• _What needs to be done_
Among the lines of the entries below, count those containing the word "andra" and answer with the number only.

Given entries below:

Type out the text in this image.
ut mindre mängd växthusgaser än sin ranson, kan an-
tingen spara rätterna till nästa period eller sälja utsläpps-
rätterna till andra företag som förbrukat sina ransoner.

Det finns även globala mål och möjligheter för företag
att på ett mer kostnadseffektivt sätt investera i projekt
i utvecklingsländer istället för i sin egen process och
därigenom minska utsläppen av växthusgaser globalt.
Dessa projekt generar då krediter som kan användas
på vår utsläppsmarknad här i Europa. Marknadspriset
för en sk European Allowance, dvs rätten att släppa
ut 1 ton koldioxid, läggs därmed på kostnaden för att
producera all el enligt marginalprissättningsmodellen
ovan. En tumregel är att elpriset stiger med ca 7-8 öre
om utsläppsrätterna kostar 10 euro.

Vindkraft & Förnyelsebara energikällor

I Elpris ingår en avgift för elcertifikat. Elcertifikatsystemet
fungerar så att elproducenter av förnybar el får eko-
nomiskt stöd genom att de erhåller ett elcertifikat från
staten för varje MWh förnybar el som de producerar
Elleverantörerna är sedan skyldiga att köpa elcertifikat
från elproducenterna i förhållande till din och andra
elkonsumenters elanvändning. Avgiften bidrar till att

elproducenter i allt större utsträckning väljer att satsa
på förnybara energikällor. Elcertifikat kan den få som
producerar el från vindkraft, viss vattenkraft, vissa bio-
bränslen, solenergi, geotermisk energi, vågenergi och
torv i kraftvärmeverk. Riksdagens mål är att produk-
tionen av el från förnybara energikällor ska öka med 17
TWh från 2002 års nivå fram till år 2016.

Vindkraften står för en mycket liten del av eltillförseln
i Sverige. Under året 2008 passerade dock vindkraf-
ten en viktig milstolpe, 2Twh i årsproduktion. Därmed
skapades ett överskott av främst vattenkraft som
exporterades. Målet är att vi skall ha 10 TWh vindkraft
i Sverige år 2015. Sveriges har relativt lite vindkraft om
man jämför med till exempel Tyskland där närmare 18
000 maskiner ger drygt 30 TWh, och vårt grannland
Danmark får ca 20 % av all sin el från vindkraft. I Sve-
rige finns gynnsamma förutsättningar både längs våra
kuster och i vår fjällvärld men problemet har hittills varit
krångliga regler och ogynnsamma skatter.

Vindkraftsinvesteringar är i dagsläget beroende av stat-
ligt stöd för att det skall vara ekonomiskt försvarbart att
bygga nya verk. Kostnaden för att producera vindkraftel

End of Given entries.

• _Solved problem_
2